▸ **DIRECTIONS FOR THIS TASK**
Copy the data precisely, character for character, and leave out every picture.

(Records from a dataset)
--- START ---
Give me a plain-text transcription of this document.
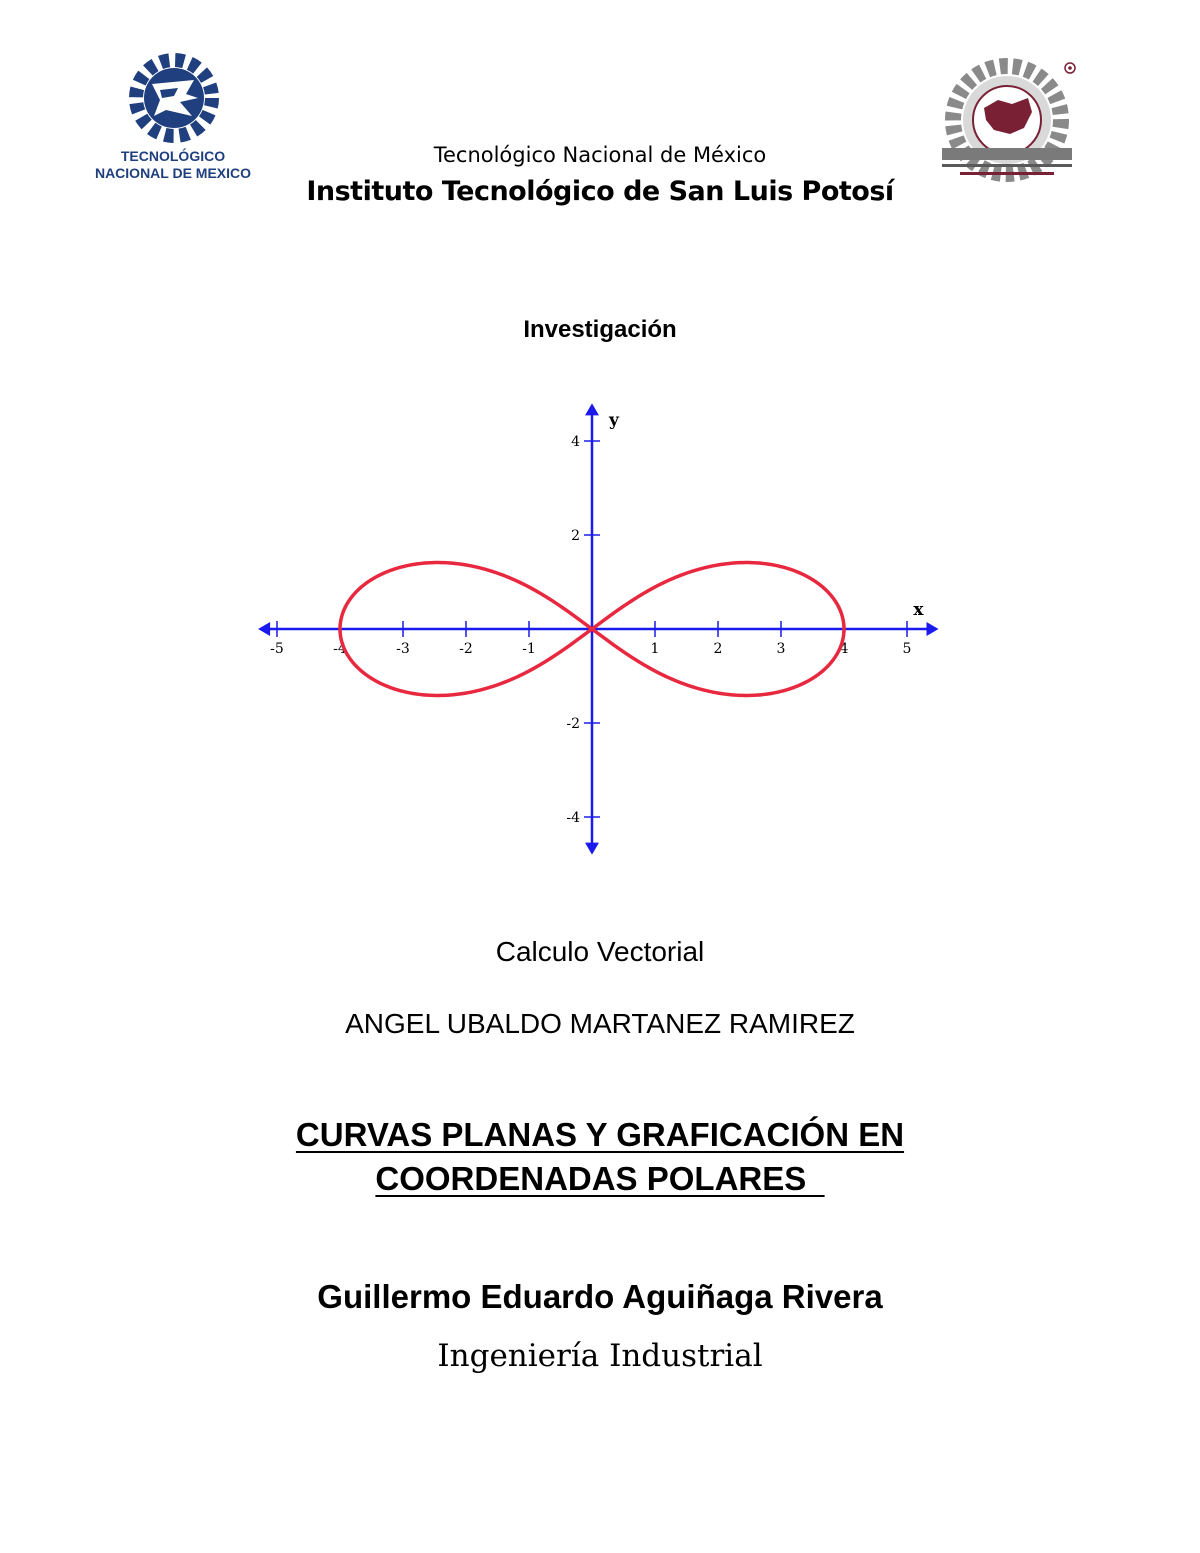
TECNOLÓGICO
NACIONAL DE MEXICO
Tecnológico Nacional de México
Instituto Tecnológico de San Luis Potosí
Investigación
-5	-4	-3	-2	-1	1	2	3	4	5
4
2
-2
-4
x
y
Calculo Vectorial
ANGEL UBALDO MARTANEZ RAMIREZ
CURVAS PLANAS Y GRAFICACIÓN EN
COORDENADAS POLARES
Guillermo Eduardo Aguiñaga Rivera
Ingeniería Industrial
--- END ---
▸ **WRITTEN ANSWER**
Give me a plain-text transcription of this document.
TECNOLÓGICO
NACIONAL DE MEXICO
Tecnológico Nacional de México
Instituto Tecnológico de San Luis Potosí
Investigación
-5	-4	-3	-2	-1	1	2	3	4	5
4
2
-2
-4
x
y
Calculo Vectorial
ANGEL UBALDO MARTANEZ RAMIREZ
CURVAS PLANAS Y GRAFICACIÓN EN
COORDENADAS POLARES
Guillermo Eduardo Aguiñaga Rivera
Ingeniería Industrial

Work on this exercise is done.